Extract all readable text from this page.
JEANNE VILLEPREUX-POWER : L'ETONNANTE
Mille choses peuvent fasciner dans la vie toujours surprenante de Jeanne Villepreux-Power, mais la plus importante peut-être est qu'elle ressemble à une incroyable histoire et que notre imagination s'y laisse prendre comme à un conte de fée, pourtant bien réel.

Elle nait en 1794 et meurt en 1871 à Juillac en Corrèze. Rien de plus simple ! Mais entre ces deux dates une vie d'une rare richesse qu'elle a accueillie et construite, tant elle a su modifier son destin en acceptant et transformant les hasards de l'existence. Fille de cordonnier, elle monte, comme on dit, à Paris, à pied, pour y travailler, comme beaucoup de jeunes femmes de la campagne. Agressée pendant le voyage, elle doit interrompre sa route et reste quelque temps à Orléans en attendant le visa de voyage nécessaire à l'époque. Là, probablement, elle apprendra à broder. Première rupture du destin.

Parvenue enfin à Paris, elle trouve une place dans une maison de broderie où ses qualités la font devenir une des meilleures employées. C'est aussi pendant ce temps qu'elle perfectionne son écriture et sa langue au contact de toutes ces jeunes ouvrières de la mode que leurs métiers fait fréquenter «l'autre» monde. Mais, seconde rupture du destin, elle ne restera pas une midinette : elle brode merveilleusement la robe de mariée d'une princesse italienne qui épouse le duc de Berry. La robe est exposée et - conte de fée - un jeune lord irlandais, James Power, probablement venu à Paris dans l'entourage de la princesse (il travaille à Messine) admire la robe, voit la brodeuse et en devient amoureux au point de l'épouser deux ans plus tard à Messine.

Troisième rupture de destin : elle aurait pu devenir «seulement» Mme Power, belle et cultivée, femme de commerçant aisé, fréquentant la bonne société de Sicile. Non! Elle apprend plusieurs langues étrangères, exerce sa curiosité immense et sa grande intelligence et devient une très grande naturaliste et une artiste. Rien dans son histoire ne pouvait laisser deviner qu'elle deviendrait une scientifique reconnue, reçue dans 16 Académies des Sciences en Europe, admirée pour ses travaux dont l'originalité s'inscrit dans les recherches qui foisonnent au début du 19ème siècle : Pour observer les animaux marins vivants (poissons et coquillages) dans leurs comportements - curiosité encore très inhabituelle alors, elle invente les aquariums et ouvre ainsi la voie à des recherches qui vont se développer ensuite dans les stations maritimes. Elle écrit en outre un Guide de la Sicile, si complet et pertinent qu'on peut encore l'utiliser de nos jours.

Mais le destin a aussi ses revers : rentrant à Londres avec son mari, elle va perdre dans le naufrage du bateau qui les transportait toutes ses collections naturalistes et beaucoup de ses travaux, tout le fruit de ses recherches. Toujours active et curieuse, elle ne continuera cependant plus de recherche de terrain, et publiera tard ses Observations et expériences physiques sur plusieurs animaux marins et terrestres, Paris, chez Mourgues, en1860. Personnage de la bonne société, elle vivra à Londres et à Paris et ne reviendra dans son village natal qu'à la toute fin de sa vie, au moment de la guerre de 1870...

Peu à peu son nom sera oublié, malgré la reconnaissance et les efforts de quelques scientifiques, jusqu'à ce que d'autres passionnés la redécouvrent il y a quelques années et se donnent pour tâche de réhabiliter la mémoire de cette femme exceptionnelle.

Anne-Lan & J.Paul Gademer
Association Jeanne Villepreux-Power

◇ ◇ ◇ ◇ ◇ ◇ ◇

### Given request
The word "histoire" may appear on some lines of these records; state how many such lines there are, and nothing else.

### Final answer
2